## Problem to solve
Without the pictures, write out all the lines below exactly as they appear.
___ Exercise materials
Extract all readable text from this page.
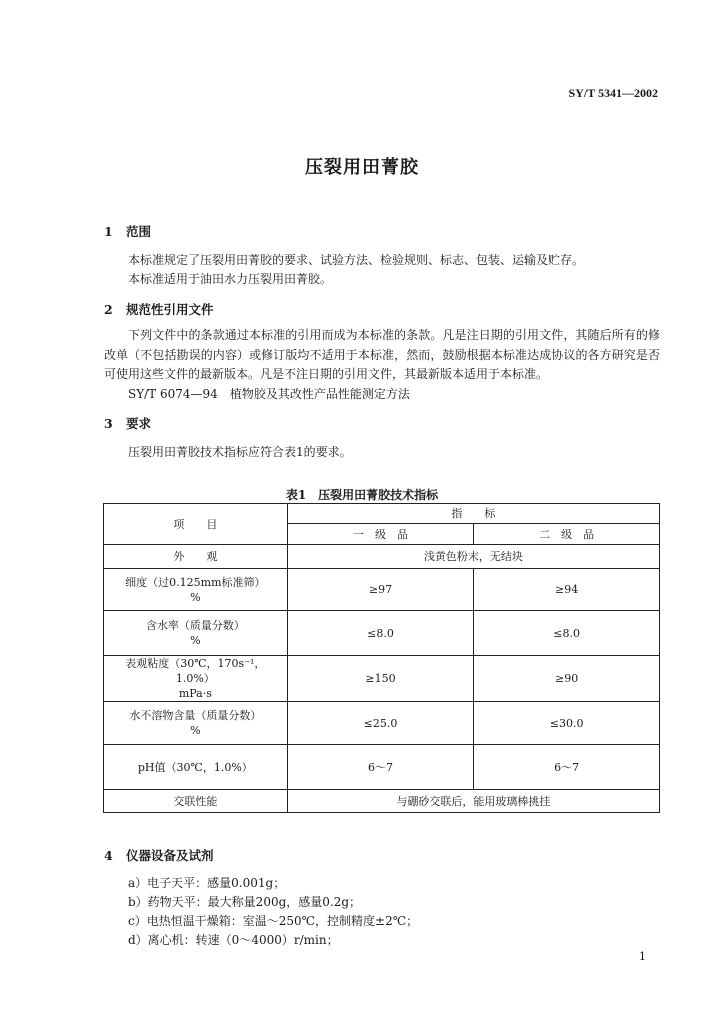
SY/T 5341—2002
压裂用田菁胶
1 范围
本标准规定了压裂用田菁胶的要求、试验方法、检验规则、标志、包装、运输及贮存。
本标准适用于油田水力压裂用田菁胶。
2 规范性引用文件
下列文件中的条款通过本标准的引用而成为本标准的条款。凡是注日期的引用文件，其随后所有的修改单（不包括勘误的内容）或修订版均不适用于本标准，然而，鼓励根据本标准达成协议的各方研究是否可使用这些文件的最新版本。凡是不注日期的引用文件，其最新版本适用于本标准。
SY/T 6074—94　植物胶及其改性产品性能测定方法
3 要求
压裂用田菁胶技术指标应符合表1的要求。
表1　压裂用田菁胶技术指标
项　　目	指　　标	
	一　级　品	二　级　品
外　　观	浅黄色粉末，无结块	
细度（过0.125mm标准筛）
%	≥97	≥94
含水率（质量分数）
%	≤8.0	≤8.0
表观粘度（30℃，170s⁻¹，1.0%）
mPa·s	≥150	≥90
水不溶物含量（质量分数）
%	≤25.0	≤30.0
pH值（30℃，1.0%）	6～7	6～7
交联性能	与硼砂交联后，能用玻璃棒挑挂	
4 仪器设备及试剂
a）电子天平：感量0.001g；
b）药物天平：最大称量200g，感量0.2g；
c）电热恒温干燥箱：室温～250℃，控制精度±2℃；
d）离心机：转速（0～4000）r/min；
1
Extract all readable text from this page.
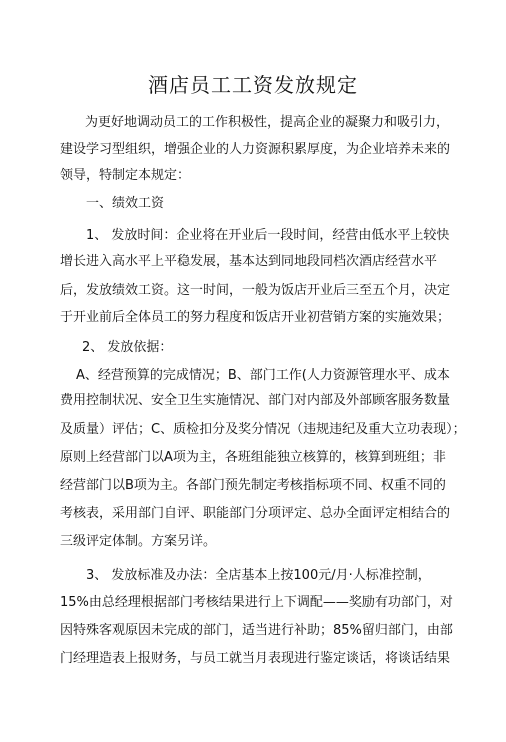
酒店员工工资发放规定
为更好地调动员工的工作积极性，提高企业的凝聚力和吸引力，
建设学习型组织，增强企业的人力资源积累厚度，为企业培养未来的
领导，特制定本规定：
一、绩效工资
1、 发放时间：企业将在开业后一段时间，经营由低水平上较快
增长进入高水平上平稳发展，基本达到同地段同档次酒店经营水平
后，发放绩效工资。这一时间，一般为饭店开业后三至五个月，决定
于开业前后全体员工的努力程度和饭店开业初营销方案的实施效果；
2、 发放依据：
A、经营预算的完成情况；B、部门工作(人力资源管理水平、成本
费用控制状况、安全卫生实施情况、部门对内部及外部顾客服务数量
及质量）评估；C、质检扣分及奖分情况（违规违纪及重大立功表现）；
原则上经营部门以A项为主，各班组能独立核算的，核算到班组；非
经营部门以B项为主。各部门预先制定考核指标项不同、权重不同的
考核表，采用部门自评、职能部门分项评定、总办全面评定相结合的
三级评定体制。方案另详。
3、 发放标准及办法：全店基本上按100元/月·人标准控制，
15%由总经理根据部门考核结果进行上下调配——奖励有功部门，对
因特殊客观原因未完成的部门，适当进行补助；85%留归部门，由部
门经理造表上报财务，与员工就当月表现进行鉴定谈话，将谈话结果
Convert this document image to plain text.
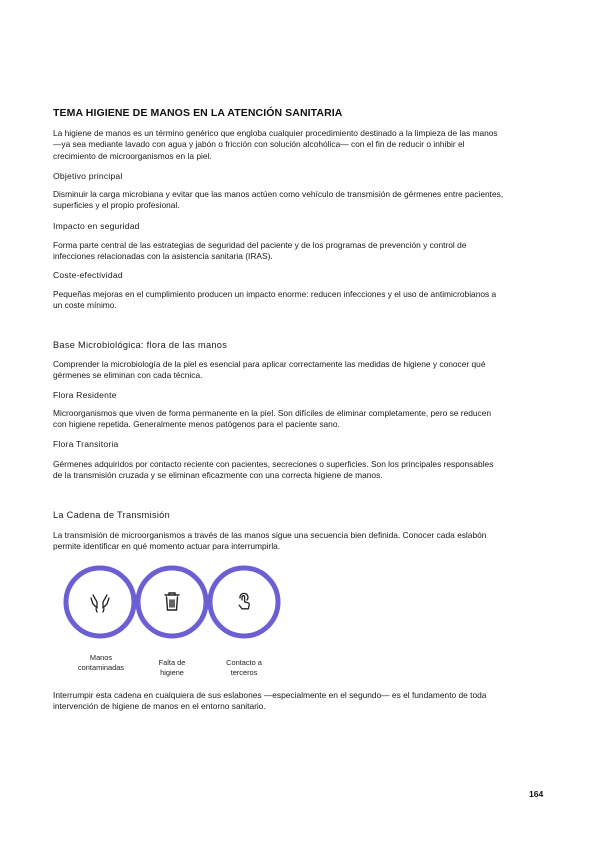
TEMA HIGIENE DE MANOS EN LA ATENCIÓN SANITARIA

La higiene de manos es un término genérico que engloba cualquier procedimiento destinado a la limpieza de las manos
—ya sea mediante lavado con agua y jabón o fricción con solución alcohólica— con el fin de reducir o inhibir el
crecimiento de microorganismos en la piel.

Objetivo principal

Disminuir la carga microbiana y evitar que las manos actúen como vehículo de transmisión de gérmenes entre pacientes,
superficies y el propio profesional.

Impacto en seguridad

Forma parte central de las estrategias de seguridad del paciente y de los programas de prevención y control de
infecciones relacionadas con la asistencia sanitaria (IRAS).

Coste-efectividad

Pequeñas mejoras en el cumplimiento producen un impacto enorme: reducen infecciones y el uso de antimicrobianos a
un coste mínimo.

Base Microbiológica: flora de las manos

Comprender la microbiología de la piel es esencial para aplicar correctamente las medidas de higiene y conocer qué
gérmenes se eliminan con cada técnica.

Flora Residente

Microorganismos que viven de forma permanente en la piel. Son difíciles de eliminar completamente, pero se reducen
con higiene repetida. Generalmente menos patógenos para el paciente sano.

Flora Transitoria

Gérmenes adquiridos por contacto reciente con pacientes, secreciones o superficies. Son los principales responsables
de la transmisión cruzada y se eliminan eficazmente con una correcta higiene de manos.

La Cadena de Transmisión

La transmisión de microorganismos a través de las manos sigue una secuencia bien definida. Conocer cada eslabón
permite identificar en qué momento actuar para interrumpirla.

Manos
contaminadas
Falta de
higiene
Contacto a
terceros

Interrumpir esta cadena en cualquiera de sus eslabones —especialmente en el segundo— es el fundamento de toda
intervención de higiene de manos en el entorno sanitario.

164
______
## Response to this task
Extract all readable text from this page.
SY/T 5341—2002
压裂用田菁胶
1 范围
本标准规定了压裂用田菁胶的要求、试验方法、检验规则、标志、包装、运输及贮存。
本标准适用于油田水力压裂用田菁胶。
2 规范性引用文件
下列文件中的条款通过本标准的引用而成为本标准的条款。凡是注日期的引用文件，其随后所有的修改单（不包括勘误的内容）或修订版均不适用于本标准，然而，鼓励根据本标准达成协议的各方研究是否可使用这些文件的最新版本。凡是不注日期的引用文件，其最新版本适用于本标准。
SY/T 6074—94　植物胶及其改性产品性能测定方法
3 要求
压裂用田菁胶技术指标应符合表1的要求。
表1　压裂用田菁胶技术指标
项　　目	指　　标	
	一　级　品	二　级　品
外　　观	浅黄色粉末，无结块	
细度（过0.125mm标准筛）
%	≥97	≥94
含水率（质量分数）
%	≤8.0	≤8.0
表观粘度（30℃，170s⁻¹，1.0%）
mPa·s	≥150	≥90
水不溶物含量（质量分数）
%	≤25.0	≤30.0
pH值（30℃，1.0%）	6～7	6～7
交联性能	与硼砂交联后，能用玻璃棒挑挂	
4 仪器设备及试剂
a）电子天平：感量0.001g；
b）药物天平：最大称量200g，感量0.2g；
c）电热恒温干燥箱：室温～250℃，控制精度±2℃；
d）离心机：转速（0～4000）r/min；
1
Extract all readable text from this page.
酒店员工工资发放规定
为更好地调动员工的工作积极性，提高企业的凝聚力和吸引力，
建设学习型组织，增强企业的人力资源积累厚度，为企业培养未来的
领导，特制定本规定：
一、绩效工资
1、 发放时间：企业将在开业后一段时间，经营由低水平上较快
增长进入高水平上平稳发展，基本达到同地段同档次酒店经营水平
后，发放绩效工资。这一时间，一般为饭店开业后三至五个月，决定
于开业前后全体员工的努力程度和饭店开业初营销方案的实施效果；
2、 发放依据：
A、经营预算的完成情况；B、部门工作(人力资源管理水平、成本
费用控制状况、安全卫生实施情况、部门对内部及外部顾客服务数量
及质量）评估；C、质检扣分及奖分情况（违规违纪及重大立功表现）；
原则上经营部门以A项为主，各班组能独立核算的，核算到班组；非
经营部门以B项为主。各部门预先制定考核指标项不同、权重不同的
考核表，采用部门自评、职能部门分项评定、总办全面评定相结合的
三级评定体制。方案另详。
3、 发放标准及办法：全店基本上按100元/月·人标准控制，
15%由总经理根据部门考核结果进行上下调配——奖励有功部门，对
因特殊客观原因未完成的部门，适当进行补助；85%留归部门，由部
门经理造表上报财务，与员工就当月表现进行鉴定谈话，将谈话结果
Convert this document image to plain text.
TEMA HIGIENE DE MANOS EN LA ATENCIÓN SANITARIA

La higiene de manos es un término genérico que engloba cualquier procedimiento destinado a la limpieza de las manos
—ya sea mediante lavado con agua y jabón o fricción con solución alcohólica— con el fin de reducir o inhibir el
crecimiento de microorganismos en la piel.

Objetivo principal

Disminuir la carga microbiana y evitar que las manos actúen como vehículo de transmisión de gérmenes entre pacientes,
superficies y el propio profesional.

Impacto en seguridad

Forma parte central de las estrategias de seguridad del paciente y de los programas de prevención y control de
infecciones relacionadas con la asistencia sanitaria (IRAS).

Coste-efectividad

Pequeñas mejoras en el cumplimiento producen un impacto enorme: reducen infecciones y el uso de antimicrobianos a
un coste mínimo.

Base Microbiológica: flora de las manos

Comprender la microbiología de la piel es esencial para aplicar correctamente las medidas de higiene y conocer qué
gérmenes se eliminan con cada técnica.

Flora Residente

Microorganismos que viven de forma permanente en la piel. Son difíciles de eliminar completamente, pero se reducen
con higiene repetida. Generalmente menos patógenos para el paciente sano.

Flora Transitoria

Gérmenes adquiridos por contacto reciente con pacientes, secreciones o superficies. Son los principales responsables
de la transmisión cruzada y se eliminan eficazmente con una correcta higiene de manos.

La Cadena de Transmisión

La transmisión de microorganismos a través de las manos sigue una secuencia bien definida. Conocer cada eslabón
permite identificar en qué momento actuar para interrumpirla.

Manos
contaminadas
Falta de
higiene
Contacto a
terceros

Interrumpir esta cadena en cualquiera de sus eslabones —especialmente en el segundo— es el fundamento de toda
intervención de higiene de manos en el entorno sanitario.

164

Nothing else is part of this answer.